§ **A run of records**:
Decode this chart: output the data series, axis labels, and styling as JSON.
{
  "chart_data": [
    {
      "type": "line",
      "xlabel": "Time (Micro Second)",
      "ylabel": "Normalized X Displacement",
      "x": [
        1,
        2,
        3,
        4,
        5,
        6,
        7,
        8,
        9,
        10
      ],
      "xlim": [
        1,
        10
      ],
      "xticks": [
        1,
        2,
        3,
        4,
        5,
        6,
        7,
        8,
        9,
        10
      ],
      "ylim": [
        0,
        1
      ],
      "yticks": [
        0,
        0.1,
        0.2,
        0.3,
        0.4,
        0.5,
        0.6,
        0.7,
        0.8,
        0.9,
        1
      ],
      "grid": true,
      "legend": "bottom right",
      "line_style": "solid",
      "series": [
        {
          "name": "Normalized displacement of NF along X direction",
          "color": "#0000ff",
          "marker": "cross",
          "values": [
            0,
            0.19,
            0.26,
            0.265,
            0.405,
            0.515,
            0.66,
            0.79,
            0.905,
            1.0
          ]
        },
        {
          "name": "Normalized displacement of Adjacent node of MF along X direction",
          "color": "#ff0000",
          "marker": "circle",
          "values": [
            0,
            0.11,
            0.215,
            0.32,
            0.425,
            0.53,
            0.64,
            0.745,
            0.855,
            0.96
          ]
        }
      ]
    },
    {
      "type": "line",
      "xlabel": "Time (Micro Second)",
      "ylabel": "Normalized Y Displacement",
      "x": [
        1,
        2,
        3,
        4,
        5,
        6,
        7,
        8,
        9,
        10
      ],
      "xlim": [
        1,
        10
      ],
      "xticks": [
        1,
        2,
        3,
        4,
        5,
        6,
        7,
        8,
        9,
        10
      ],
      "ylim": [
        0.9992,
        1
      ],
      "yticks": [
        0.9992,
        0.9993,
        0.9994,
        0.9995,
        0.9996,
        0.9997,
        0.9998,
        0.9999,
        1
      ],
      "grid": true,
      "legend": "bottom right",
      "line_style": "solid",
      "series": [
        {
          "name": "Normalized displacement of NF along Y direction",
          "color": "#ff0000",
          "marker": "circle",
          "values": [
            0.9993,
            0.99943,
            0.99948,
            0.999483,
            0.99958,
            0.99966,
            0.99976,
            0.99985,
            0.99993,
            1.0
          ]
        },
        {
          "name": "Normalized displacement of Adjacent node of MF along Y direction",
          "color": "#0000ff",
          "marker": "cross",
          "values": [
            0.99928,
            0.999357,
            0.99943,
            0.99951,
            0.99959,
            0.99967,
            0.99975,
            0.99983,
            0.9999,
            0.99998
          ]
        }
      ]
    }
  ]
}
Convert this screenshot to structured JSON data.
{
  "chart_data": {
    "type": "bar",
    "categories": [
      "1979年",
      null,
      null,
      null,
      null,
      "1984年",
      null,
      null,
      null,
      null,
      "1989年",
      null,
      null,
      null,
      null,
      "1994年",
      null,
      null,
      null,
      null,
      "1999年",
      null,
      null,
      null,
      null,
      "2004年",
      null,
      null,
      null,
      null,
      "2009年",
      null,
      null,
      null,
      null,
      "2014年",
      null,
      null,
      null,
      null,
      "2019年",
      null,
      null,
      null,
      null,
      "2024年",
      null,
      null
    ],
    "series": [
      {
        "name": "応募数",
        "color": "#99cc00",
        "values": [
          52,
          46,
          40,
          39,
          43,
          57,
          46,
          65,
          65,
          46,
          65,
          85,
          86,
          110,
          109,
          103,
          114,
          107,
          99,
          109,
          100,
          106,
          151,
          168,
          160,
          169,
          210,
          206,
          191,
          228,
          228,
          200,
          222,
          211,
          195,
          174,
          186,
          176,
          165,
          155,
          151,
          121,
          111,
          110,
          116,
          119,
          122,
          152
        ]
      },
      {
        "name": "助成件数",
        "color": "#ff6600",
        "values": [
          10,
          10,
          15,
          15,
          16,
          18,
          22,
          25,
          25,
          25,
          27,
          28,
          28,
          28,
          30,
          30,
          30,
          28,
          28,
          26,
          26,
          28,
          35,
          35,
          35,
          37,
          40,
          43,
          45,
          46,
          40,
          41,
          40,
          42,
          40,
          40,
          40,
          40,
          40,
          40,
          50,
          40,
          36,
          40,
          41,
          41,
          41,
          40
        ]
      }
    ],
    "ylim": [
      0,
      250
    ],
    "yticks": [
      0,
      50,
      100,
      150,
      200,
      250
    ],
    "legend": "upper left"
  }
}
* * *
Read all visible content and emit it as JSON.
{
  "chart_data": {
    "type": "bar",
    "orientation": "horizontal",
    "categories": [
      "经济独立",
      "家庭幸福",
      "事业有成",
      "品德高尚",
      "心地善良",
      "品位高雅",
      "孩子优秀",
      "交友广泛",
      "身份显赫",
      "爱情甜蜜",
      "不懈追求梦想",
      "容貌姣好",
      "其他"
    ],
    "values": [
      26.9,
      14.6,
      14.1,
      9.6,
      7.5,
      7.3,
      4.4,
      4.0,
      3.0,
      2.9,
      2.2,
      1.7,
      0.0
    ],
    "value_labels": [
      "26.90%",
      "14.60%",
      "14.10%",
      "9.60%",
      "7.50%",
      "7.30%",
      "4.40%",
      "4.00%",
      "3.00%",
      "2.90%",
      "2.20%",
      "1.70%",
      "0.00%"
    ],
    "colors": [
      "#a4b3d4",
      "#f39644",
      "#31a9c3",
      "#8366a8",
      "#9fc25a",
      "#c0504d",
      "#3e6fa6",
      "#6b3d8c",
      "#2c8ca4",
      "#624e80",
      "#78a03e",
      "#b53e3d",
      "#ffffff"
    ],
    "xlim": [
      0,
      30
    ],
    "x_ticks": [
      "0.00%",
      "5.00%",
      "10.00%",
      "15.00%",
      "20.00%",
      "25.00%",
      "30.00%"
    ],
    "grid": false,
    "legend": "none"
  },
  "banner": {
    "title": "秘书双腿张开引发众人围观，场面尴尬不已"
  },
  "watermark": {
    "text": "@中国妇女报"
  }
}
* * *
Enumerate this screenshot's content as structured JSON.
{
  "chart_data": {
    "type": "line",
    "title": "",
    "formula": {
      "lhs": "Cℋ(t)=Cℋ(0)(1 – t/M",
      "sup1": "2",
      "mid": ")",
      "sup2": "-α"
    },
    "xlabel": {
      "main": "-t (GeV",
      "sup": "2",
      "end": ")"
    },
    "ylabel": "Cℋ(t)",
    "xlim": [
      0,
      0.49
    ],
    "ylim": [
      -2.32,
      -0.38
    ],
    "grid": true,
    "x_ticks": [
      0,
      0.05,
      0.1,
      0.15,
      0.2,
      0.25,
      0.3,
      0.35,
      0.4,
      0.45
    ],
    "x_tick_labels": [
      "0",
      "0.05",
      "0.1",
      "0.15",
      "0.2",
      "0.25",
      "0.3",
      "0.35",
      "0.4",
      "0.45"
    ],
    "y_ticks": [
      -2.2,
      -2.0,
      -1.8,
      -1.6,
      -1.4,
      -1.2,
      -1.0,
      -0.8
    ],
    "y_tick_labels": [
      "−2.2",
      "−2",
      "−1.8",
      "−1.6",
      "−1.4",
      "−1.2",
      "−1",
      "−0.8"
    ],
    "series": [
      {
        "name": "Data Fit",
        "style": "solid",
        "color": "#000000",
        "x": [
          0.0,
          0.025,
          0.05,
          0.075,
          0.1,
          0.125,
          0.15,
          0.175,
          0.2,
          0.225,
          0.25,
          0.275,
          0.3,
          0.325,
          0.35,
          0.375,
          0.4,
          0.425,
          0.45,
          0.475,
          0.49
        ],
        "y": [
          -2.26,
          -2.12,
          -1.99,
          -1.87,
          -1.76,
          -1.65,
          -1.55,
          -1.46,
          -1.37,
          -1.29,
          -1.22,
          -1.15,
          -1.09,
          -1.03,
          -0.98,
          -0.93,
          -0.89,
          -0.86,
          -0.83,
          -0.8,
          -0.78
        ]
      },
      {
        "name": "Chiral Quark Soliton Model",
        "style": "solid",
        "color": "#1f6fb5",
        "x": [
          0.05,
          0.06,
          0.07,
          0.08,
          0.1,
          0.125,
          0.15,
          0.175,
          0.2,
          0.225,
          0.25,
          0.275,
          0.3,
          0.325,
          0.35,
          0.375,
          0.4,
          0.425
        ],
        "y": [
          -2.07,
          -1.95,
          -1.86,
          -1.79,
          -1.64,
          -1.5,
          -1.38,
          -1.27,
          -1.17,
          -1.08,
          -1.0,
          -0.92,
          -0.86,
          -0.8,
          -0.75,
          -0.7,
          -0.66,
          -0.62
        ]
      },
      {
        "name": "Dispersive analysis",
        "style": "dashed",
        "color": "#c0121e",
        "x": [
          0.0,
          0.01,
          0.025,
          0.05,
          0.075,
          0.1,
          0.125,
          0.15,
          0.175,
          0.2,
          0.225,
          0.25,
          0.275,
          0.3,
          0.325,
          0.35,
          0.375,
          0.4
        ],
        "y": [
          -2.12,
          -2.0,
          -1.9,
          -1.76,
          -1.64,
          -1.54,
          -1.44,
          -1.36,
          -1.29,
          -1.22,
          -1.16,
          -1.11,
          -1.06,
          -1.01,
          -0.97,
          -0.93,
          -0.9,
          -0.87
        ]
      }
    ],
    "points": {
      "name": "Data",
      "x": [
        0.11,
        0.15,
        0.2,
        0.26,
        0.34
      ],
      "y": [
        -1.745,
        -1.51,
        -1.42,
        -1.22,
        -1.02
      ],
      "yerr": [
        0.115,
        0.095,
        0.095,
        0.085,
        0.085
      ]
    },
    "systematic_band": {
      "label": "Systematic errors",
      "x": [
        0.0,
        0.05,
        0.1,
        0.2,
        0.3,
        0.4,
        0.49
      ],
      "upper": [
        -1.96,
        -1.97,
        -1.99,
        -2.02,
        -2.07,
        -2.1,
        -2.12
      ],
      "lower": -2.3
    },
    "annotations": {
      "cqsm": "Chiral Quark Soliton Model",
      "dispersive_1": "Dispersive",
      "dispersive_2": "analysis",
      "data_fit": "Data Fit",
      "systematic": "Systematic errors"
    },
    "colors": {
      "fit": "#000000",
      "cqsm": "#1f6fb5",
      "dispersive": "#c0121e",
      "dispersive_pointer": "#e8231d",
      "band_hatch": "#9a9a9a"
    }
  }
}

§ **Task to carry out**:
Find how many lines hold the string "Normalized", and state that number alone.

§ **Answer for the task**:
6